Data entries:
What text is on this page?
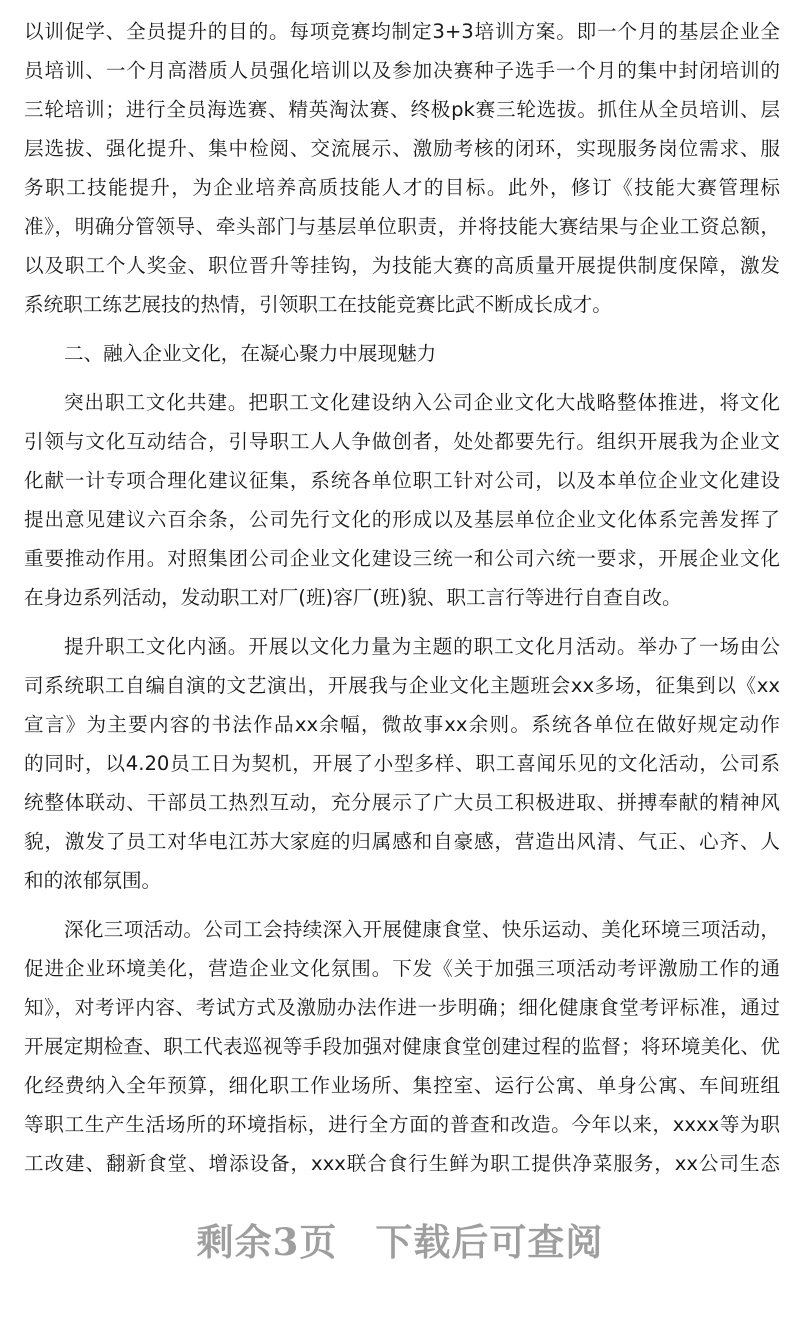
以训促学、全员提升的目的。每项竞赛均制定3+3培训方案。即一个月的基层企业全
员培训、一个月高潜质人员强化培训以及参加决赛种子选手一个月的集中封闭培训的
三轮培训；进行全员海选赛、精英淘汰赛、终极pk赛三轮选拔。抓住从全员培训、层
层选拔、强化提升、集中检阅、交流展示、激励考核的闭环，实现服务岗位需求、服
务职工技能提升，为企业培养高质技能人才的目标。此外，修订《技能大赛管理标
准》，明确分管领导、牵头部门与基层单位职责，并将技能大赛结果与企业工资总额，
以及职工个人奖金、职位晋升等挂钩，为技能大赛的高质量开展提供制度保障，激发
系统职工练艺展技的热情，引领职工在技能竞赛比武不断成长成才。
二、融入企业文化，在凝心聚力中展现魅力
突出职工文化共建。把职工文化建设纳入公司企业文化大战略整体推进，将文化
引领与文化互动结合，引导职工人人争做创者，处处都要先行。组织开展我为企业文
化献一计专项合理化建议征集，系统各单位职工针对公司，以及本单位企业文化建设
提出意见建议六百余条，公司先行文化的形成以及基层单位企业文化体系完善发挥了
重要推动作用。对照集团公司企业文化建设三统一和公司六统一要求，开展企业文化
在身边系列活动，发动职工对厂(班)容厂(班)貌、职工言行等进行自查自改。
提升职工文化内涵。开展以文化力量为主题的职工文化月活动。举办了一场由公
司系统职工自编自演的文艺演出，开展我与企业文化主题班会xx多场，征集到以《xx
宣言》为主要内容的书法作品xx余幅，微故事xx余则。系统各单位在做好规定动作
的同时，以4.20员工日为契机，开展了小型多样、职工喜闻乐见的文化活动，公司系
统整体联动、干部员工热烈互动，充分展示了广大员工积极进取、拼搏奉献的精神风
貌，激发了员工对华电江苏大家庭的归属感和自豪感，营造出风清、气正、心齐、人
和的浓郁氛围。
深化三项活动。公司工会持续深入开展健康食堂、快乐运动、美化环境三项活动，
促进企业环境美化，营造企业文化氛围。下发《关于加强三项活动考评激励工作的通
知》，对考评内容、考试方式及激励办法作进一步明确；细化健康食堂考评标准，通过
开展定期检查、职工代表巡视等手段加强对健康食堂创建过程的监督；将环境美化、优
化经费纳入全年预算，细化职工作业场所、集控室、运行公寓、单身公寓、车间班组
等职工生产生活场所的环境指标，进行全方面的普查和改造。今年以来，xxxx等为职
工改建、翻新食堂、增添设备，xxx联合食行生鲜为职工提供净菜服务，xx公司生态
剩余3页　下载后可查阅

▸ **Required task**: Print each record exactly as it stands, leaving the images out.

▸ **Output of the exercise**:
What text is on this page?
以训促学、全员提升的目的。每项竞赛均制定3+3培训方案。即一个月的基层企业全
员培训、一个月高潜质人员强化培训以及参加决赛种子选手一个月的集中封闭培训的
三轮培训；进行全员海选赛、精英淘汰赛、终极pk赛三轮选拔。抓住从全员培训、层
层选拔、强化提升、集中检阅、交流展示、激励考核的闭环，实现服务岗位需求、服
务职工技能提升，为企业培养高质技能人才的目标。此外，修订《技能大赛管理标
准》，明确分管领导、牵头部门与基层单位职责，并将技能大赛结果与企业工资总额，
以及职工个人奖金、职位晋升等挂钩，为技能大赛的高质量开展提供制度保障，激发
系统职工练艺展技的热情，引领职工在技能竞赛比武不断成长成才。
二、融入企业文化，在凝心聚力中展现魅力
突出职工文化共建。把职工文化建设纳入公司企业文化大战略整体推进，将文化
引领与文化互动结合，引导职工人人争做创者，处处都要先行。组织开展我为企业文
化献一计专项合理化建议征集，系统各单位职工针对公司，以及本单位企业文化建设
提出意见建议六百余条，公司先行文化的形成以及基层单位企业文化体系完善发挥了
重要推动作用。对照集团公司企业文化建设三统一和公司六统一要求，开展企业文化
在身边系列活动，发动职工对厂(班)容厂(班)貌、职工言行等进行自查自改。
提升职工文化内涵。开展以文化力量为主题的职工文化月活动。举办了一场由公
司系统职工自编自演的文艺演出，开展我与企业文化主题班会xx多场，征集到以《xx
宣言》为主要内容的书法作品xx余幅，微故事xx余则。系统各单位在做好规定动作
的同时，以4.20员工日为契机，开展了小型多样、职工喜闻乐见的文化活动，公司系
统整体联动、干部员工热烈互动，充分展示了广大员工积极进取、拼搏奉献的精神风
貌，激发了员工对华电江苏大家庭的归属感和自豪感，营造出风清、气正、心齐、人
和的浓郁氛围。
深化三项活动。公司工会持续深入开展健康食堂、快乐运动、美化环境三项活动，
促进企业环境美化，营造企业文化氛围。下发《关于加强三项活动考评激励工作的通
知》，对考评内容、考试方式及激励办法作进一步明确；细化健康食堂考评标准，通过
开展定期检查、职工代表巡视等手段加强对健康食堂创建过程的监督；将环境美化、优
化经费纳入全年预算，细化职工作业场所、集控室、运行公寓、单身公寓、车间班组
等职工生产生活场所的环境指标，进行全方面的普查和改造。今年以来，xxxx等为职
工改建、翻新食堂、增添设备，xxx联合食行生鲜为职工提供净菜服务，xx公司生态
剩余3页　下载后可查阅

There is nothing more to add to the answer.